[Records from a dataset]
+ + + +

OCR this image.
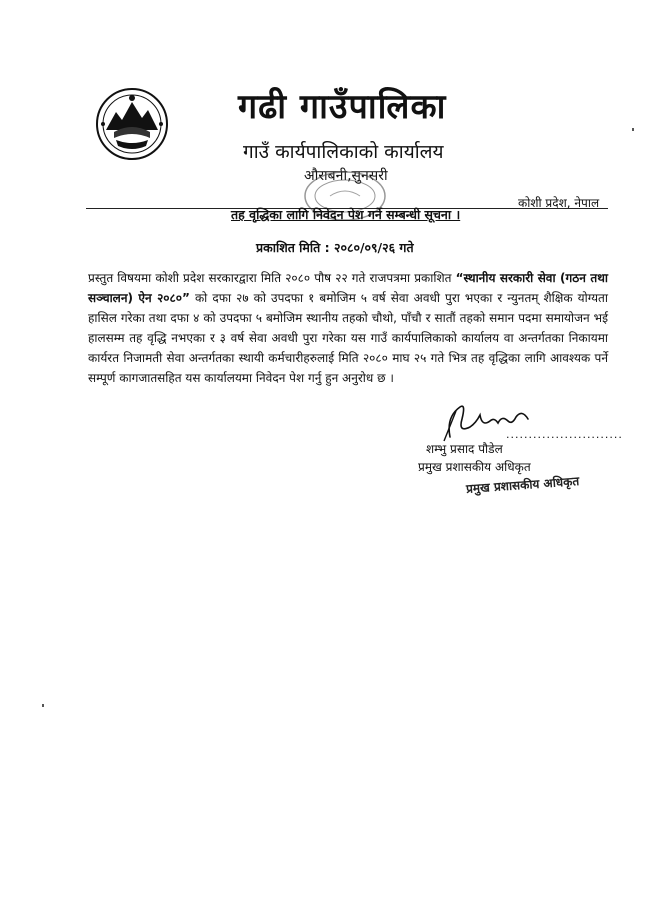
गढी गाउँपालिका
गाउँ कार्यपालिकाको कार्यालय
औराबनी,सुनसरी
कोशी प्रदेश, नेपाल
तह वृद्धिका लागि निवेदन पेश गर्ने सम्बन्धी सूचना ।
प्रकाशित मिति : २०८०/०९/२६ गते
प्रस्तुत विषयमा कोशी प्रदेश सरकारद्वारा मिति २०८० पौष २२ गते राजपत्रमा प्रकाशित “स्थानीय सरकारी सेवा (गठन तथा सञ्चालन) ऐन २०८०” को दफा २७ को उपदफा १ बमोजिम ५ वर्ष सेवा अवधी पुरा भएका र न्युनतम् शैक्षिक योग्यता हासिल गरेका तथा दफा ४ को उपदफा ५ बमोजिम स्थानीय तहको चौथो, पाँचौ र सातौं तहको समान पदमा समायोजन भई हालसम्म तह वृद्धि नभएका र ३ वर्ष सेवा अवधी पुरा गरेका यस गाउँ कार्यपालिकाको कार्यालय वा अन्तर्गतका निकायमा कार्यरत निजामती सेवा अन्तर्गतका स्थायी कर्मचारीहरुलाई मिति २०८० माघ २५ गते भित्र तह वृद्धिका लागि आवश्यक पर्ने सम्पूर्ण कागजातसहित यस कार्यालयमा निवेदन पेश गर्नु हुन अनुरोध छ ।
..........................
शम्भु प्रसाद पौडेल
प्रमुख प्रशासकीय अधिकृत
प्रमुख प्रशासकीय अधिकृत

+ + + +

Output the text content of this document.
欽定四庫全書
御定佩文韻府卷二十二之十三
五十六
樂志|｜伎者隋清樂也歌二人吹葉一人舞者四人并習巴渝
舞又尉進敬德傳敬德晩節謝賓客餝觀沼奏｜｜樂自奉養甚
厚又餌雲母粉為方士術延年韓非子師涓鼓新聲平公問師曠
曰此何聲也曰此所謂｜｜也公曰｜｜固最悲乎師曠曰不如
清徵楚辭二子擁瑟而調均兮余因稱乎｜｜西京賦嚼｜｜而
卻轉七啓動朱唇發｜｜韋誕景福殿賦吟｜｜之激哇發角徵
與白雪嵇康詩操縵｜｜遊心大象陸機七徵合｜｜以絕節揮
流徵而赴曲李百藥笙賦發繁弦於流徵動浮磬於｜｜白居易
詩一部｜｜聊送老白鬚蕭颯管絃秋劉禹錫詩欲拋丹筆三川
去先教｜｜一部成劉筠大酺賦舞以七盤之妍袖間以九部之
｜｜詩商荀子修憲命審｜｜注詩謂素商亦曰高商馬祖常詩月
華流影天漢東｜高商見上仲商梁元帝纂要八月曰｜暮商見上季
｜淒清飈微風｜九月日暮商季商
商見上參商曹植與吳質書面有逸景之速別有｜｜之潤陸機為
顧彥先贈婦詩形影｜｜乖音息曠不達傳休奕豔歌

+ + + +

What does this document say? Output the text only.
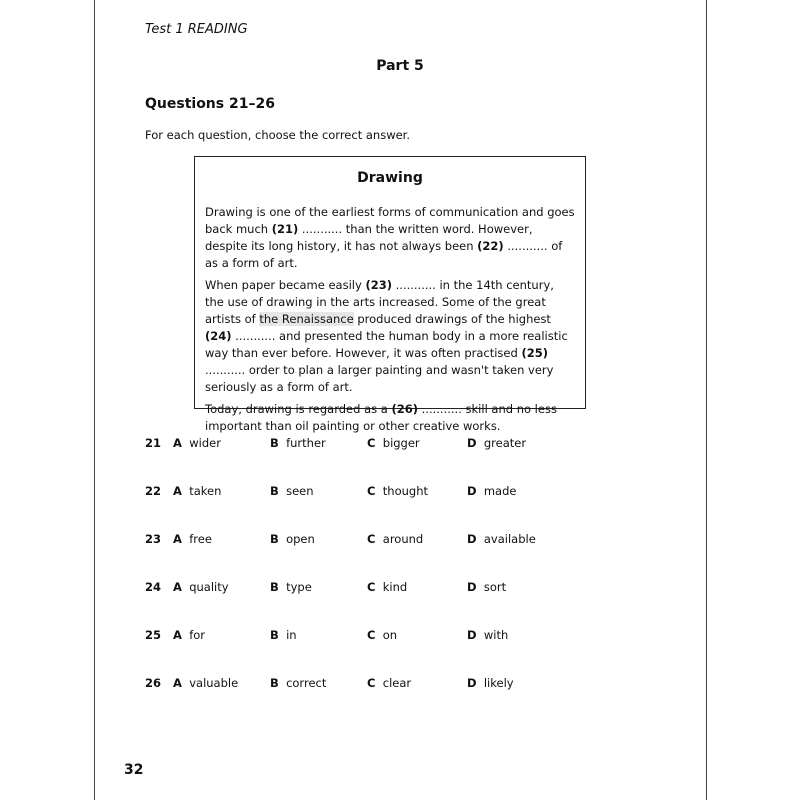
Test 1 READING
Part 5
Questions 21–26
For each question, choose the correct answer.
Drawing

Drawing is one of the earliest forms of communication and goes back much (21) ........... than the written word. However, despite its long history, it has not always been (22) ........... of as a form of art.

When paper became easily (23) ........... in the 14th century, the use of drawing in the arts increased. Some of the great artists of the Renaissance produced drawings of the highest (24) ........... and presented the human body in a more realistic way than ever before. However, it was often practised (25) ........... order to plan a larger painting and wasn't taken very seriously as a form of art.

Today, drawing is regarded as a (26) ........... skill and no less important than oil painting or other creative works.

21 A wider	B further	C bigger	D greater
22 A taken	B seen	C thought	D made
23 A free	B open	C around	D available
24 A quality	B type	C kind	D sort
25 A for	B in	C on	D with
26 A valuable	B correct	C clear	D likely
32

+ + + +

> TASK DIRECTIONS
Whenever "However" turns up in a line, pick that line out.

> FULL RESPONSE
Drawing is one of the earliest forms of communication and goes back much (21) ........... than the written word. However, despite its long history, it has not always been (22) ........... of as a form of art.
When paper became easily (23) ........... in the 14th century, the use of drawing in the arts increased. Some of the great artists of the Renaissance produced drawings of the highest (24) ........... and presented the human body in a more realistic way than ever before. However, it was often practised (25) ........... order to plan a larger painting and wasn't taken very seriously as a form of art.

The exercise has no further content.